# START OF SUPPLIED INFORMATION

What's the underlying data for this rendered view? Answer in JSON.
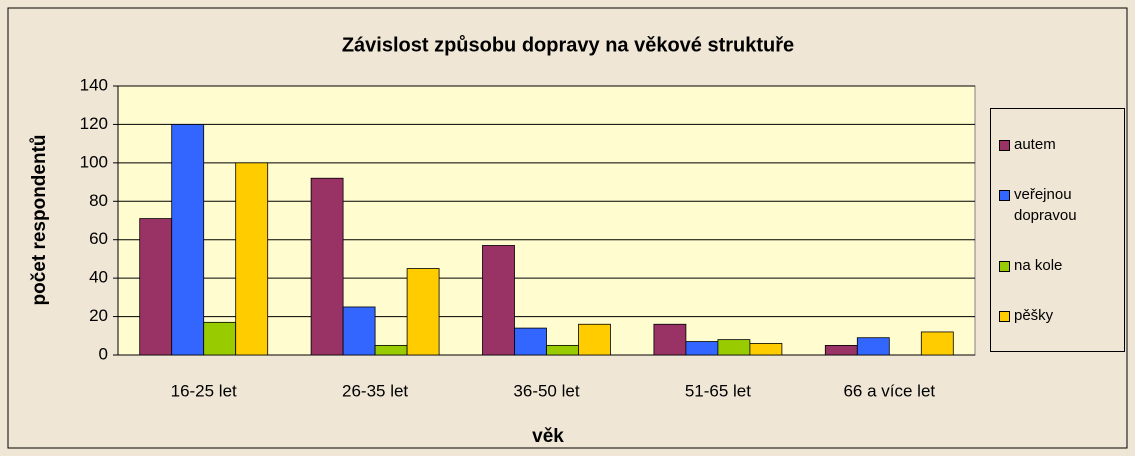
{
  "chart_data": {
    "type": "bar",
    "title": "Závislost způsobu dopravy na věkové struktuře",
    "xlabel": "věk",
    "ylabel": "počet respondentů",
    "categories": [
      "16-25 let",
      "26-35 let",
      "36-50 let",
      "51-65 let",
      "66 a více let"
    ],
    "series": [
      {
        "name": "autem",
        "color": "#993366",
        "values": [
          71,
          92,
          57,
          16,
          5
        ]
      },
      {
        "name": "veřejnou dopravou",
        "color": "#3366ff",
        "values": [
          120,
          25,
          14,
          7,
          9
        ]
      },
      {
        "name": "na kole",
        "color": "#99cc00",
        "values": [
          17,
          5,
          5,
          8,
          0
        ]
      },
      {
        "name": "pěšky",
        "color": "#ffcc00",
        "values": [
          100,
          45,
          16,
          6,
          12
        ]
      }
    ],
    "ylim": [
      0,
      140
    ],
    "yticks": [
      0,
      20,
      40,
      60,
      80,
      100,
      120,
      140
    ],
    "grid": true,
    "legend": "right"
  }
}
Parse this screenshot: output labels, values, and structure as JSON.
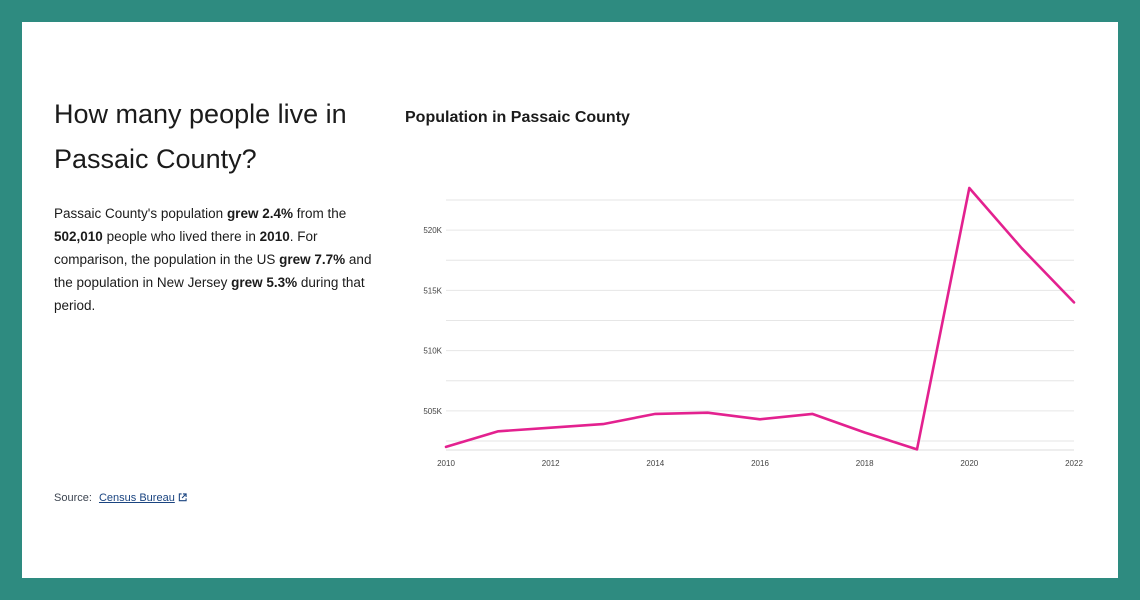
{
  "heading": "How many people live in Passaic County?",
  "summary": {
    "t1": "Passaic County's population ",
    "b1": "grew 2.4%",
    "t2": " from the ",
    "b2": "502,010",
    "t3": " people who lived there in ",
    "b3": "2010",
    "t4": ". For comparison, the population in the US ",
    "b4": "grew 7.7%",
    "t5": " and the population in New Jersey ",
    "b5": "grew 5.3%",
    "t6": " during that period."
  },
  "source": {
    "label": "Source:",
    "link_text": "Census Bureau",
    "link_icon": "external-link-icon"
  },
  "chart_data": {
    "type": "line",
    "title": "Population in Passaic County",
    "xlabel": "",
    "ylabel": "",
    "x": [
      2010,
      2011,
      2012,
      2013,
      2014,
      2015,
      2016,
      2017,
      2018,
      2019,
      2020,
      2021,
      2022
    ],
    "series": [
      {
        "values": [
          502010,
          503300,
          503600,
          503900,
          504750,
          504850,
          504300,
          504750,
          503200,
          501800,
          523500,
          518500,
          514000
        ],
        "color": "#e3218f"
      }
    ],
    "xlim": [
      2010,
      2022
    ],
    "ylim": [
      501750,
      523000
    ],
    "x_ticks": [
      2010,
      2012,
      2014,
      2016,
      2018,
      2020,
      2022
    ],
    "y_ticks": [
      505000,
      510000,
      515000,
      520000
    ],
    "y_tick_labels": [
      "505K",
      "510K",
      "515K",
      "520K"
    ],
    "grid": true,
    "legend": "none"
  }
}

# END OF SUPPLIED INFORMATION

== SHORT PROBLEM ==
Report back each line of the entries that holds the string "County".

== ANSWER TO THIS EXERCISE ==
  "heading": "How many people live in Passaic County?",
    "t1": "Passaic County's population ",
    "title": "Population in Passaic County",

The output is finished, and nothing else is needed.